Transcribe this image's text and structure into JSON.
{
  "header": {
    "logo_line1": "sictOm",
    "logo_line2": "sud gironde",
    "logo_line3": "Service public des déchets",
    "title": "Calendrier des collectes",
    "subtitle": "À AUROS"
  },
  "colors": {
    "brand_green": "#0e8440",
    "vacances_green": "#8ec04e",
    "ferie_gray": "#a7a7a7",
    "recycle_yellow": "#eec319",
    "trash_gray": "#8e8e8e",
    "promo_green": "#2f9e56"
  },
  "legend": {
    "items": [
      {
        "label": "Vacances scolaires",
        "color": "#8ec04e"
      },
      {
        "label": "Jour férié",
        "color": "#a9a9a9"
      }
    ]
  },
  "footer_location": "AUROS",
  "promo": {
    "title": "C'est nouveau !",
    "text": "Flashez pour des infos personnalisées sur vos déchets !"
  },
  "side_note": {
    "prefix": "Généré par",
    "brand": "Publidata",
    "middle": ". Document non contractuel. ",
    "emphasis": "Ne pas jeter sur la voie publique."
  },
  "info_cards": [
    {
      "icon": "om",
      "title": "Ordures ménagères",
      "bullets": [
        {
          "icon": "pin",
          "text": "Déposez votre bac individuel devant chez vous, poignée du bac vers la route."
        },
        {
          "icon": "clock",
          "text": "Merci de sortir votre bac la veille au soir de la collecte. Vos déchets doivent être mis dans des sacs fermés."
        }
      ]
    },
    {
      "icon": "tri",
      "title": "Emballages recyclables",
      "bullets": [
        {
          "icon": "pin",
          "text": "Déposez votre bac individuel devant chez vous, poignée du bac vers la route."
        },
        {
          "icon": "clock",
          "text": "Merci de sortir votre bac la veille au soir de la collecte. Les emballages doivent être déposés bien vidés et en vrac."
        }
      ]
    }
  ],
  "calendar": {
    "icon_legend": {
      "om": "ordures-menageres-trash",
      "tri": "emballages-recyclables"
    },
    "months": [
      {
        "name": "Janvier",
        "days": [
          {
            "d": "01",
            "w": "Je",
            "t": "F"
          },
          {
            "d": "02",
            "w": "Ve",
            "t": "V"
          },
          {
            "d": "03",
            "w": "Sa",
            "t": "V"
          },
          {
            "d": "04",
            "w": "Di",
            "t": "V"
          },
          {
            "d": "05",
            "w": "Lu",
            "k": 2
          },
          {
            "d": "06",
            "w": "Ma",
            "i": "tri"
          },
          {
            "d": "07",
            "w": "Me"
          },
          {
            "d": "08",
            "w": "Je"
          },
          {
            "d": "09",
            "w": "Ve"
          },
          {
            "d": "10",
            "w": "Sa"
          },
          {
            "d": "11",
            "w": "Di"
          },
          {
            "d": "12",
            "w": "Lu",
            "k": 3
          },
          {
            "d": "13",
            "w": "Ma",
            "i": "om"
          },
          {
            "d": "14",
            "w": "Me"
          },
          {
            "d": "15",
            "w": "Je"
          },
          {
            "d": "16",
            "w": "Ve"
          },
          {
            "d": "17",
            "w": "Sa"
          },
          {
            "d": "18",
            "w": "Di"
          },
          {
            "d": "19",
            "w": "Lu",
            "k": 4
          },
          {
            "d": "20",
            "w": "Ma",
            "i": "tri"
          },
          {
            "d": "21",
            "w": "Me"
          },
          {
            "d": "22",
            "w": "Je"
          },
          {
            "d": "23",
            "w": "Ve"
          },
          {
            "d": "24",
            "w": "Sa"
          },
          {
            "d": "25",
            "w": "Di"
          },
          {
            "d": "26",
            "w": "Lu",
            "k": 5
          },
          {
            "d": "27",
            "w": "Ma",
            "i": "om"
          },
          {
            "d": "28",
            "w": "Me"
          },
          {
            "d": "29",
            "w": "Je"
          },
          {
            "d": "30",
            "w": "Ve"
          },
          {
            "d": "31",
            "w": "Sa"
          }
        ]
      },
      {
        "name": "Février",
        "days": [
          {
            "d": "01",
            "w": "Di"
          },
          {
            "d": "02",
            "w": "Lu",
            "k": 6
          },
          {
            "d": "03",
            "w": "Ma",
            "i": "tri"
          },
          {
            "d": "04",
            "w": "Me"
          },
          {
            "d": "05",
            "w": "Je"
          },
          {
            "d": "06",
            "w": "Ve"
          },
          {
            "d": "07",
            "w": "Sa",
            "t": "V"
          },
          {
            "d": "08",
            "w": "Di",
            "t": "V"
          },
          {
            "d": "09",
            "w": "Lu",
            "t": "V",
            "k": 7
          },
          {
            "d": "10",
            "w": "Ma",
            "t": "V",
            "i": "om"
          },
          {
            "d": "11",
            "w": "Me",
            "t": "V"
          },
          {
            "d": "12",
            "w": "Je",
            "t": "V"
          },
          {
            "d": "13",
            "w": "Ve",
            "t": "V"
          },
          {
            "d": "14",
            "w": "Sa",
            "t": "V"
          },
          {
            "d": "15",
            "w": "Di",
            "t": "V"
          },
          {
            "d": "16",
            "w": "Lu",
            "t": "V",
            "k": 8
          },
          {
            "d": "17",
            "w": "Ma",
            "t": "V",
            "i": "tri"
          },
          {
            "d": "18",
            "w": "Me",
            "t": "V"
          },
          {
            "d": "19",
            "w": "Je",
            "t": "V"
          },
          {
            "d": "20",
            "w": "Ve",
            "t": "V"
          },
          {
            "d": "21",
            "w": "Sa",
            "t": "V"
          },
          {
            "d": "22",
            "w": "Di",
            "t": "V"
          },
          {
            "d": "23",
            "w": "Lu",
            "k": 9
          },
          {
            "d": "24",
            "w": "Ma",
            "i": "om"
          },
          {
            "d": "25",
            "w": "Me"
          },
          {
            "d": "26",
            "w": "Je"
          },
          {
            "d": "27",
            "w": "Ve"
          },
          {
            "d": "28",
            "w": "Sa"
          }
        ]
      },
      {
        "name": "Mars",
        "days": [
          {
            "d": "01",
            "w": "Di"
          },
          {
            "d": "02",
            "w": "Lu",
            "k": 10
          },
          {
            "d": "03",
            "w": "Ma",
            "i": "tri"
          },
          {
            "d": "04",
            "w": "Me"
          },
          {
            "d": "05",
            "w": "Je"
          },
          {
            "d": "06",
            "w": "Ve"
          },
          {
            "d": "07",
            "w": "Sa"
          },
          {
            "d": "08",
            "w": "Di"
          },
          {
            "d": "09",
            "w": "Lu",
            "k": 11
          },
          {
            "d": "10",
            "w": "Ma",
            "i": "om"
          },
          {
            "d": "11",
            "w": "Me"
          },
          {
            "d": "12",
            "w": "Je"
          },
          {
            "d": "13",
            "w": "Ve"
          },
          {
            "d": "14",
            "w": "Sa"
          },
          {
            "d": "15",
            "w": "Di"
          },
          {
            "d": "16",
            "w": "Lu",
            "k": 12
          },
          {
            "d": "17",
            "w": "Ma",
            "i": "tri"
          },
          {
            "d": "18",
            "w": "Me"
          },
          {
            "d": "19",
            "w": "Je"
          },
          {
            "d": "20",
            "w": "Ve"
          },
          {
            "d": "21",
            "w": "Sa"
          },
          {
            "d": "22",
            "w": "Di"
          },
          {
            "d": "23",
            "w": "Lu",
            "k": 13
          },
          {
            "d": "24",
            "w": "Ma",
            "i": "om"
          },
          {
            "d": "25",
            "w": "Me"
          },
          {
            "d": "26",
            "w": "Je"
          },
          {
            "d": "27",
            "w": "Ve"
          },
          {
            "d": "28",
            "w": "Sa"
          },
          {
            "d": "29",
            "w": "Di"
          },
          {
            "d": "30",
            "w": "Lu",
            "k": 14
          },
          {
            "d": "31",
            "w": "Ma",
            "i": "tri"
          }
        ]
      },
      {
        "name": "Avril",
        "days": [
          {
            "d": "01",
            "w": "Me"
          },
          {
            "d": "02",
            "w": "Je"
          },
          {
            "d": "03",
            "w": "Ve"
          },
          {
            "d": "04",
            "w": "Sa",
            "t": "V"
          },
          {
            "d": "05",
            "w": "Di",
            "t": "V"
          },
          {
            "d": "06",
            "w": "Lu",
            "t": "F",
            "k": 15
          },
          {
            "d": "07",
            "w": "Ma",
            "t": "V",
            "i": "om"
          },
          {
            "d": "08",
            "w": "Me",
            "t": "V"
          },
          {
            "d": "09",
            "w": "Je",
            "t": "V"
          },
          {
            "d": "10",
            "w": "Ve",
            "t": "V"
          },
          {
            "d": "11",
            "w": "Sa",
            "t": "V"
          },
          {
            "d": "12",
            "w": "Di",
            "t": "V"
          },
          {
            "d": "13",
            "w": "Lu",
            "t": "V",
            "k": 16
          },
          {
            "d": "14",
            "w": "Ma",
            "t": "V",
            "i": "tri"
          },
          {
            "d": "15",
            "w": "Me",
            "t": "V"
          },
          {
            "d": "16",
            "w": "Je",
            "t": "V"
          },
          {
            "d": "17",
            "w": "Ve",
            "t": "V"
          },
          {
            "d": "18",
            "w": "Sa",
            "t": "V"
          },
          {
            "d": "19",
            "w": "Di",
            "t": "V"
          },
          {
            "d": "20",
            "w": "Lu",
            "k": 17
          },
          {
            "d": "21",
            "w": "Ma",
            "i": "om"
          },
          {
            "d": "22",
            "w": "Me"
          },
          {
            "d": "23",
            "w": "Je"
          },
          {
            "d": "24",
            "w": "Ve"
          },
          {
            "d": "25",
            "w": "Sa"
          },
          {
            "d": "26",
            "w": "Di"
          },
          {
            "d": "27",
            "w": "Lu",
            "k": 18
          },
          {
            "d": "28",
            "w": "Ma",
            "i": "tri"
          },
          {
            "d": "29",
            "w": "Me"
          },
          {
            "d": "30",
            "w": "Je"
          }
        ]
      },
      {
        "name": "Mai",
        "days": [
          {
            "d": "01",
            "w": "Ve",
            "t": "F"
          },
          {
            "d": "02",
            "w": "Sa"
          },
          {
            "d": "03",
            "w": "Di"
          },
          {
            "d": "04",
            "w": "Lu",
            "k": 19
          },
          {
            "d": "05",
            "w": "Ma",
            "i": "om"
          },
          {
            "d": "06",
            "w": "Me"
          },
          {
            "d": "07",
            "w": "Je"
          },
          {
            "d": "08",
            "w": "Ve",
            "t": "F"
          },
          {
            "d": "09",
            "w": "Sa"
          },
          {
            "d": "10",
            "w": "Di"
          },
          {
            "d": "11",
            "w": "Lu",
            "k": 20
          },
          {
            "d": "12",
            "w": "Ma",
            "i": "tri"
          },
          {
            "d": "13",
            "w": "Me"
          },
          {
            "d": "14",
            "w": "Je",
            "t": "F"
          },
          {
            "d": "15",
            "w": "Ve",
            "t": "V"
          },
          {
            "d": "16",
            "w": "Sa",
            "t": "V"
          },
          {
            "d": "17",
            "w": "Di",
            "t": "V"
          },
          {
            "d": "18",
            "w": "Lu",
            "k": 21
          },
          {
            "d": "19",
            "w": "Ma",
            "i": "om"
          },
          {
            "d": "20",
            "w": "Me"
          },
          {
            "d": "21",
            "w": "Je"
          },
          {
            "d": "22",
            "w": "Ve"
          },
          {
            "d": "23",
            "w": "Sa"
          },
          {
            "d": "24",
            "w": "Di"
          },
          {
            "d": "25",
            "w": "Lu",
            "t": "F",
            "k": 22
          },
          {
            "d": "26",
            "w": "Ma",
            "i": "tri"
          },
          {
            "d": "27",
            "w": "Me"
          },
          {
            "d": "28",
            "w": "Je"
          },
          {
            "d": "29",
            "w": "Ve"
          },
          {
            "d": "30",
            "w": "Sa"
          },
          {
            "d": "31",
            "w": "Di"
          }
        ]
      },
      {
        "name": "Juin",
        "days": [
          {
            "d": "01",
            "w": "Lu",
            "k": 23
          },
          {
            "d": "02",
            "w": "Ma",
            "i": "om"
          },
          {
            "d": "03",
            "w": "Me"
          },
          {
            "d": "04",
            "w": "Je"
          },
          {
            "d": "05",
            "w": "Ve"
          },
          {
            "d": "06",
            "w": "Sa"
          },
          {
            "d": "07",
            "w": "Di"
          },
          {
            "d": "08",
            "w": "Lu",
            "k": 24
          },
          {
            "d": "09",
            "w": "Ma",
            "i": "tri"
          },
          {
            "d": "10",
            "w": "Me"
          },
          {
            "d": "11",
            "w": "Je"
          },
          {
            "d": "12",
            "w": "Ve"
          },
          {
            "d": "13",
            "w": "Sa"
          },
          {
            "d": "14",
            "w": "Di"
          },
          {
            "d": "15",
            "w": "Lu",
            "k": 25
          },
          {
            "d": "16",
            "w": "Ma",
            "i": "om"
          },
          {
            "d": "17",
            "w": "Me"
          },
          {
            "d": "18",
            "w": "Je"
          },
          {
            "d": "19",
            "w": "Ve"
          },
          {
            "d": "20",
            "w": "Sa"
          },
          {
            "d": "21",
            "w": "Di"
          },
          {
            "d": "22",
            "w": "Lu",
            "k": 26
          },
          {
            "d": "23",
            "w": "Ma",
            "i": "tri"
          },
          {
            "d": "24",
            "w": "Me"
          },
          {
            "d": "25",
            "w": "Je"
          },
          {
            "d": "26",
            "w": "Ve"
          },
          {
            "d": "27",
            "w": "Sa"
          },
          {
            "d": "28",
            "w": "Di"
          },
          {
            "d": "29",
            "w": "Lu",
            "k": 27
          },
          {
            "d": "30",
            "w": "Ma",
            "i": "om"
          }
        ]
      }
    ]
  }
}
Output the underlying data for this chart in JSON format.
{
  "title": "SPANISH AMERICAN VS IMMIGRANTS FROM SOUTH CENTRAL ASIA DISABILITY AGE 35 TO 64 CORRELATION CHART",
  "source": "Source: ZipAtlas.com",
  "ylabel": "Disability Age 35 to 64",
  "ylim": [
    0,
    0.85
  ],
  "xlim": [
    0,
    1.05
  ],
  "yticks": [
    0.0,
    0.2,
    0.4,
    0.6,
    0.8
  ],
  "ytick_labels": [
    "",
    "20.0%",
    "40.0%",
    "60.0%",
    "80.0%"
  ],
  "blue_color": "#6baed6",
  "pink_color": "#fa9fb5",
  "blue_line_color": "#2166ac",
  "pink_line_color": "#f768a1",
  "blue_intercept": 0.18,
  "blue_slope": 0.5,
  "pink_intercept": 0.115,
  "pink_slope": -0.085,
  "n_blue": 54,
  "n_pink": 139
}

> **Request**:
Search the data above for the string "Merci" and copy each line that has it.

> **Problem solution**:
          "text": "Merci de sortir votre bac la veille au soir de la collecte. Vos déchets doivent être mis dans des sacs fermés."
          "text": "Merci de sortir votre bac la veille au soir de la collecte. Les emballages doivent être déposés bien vidés et en vrac."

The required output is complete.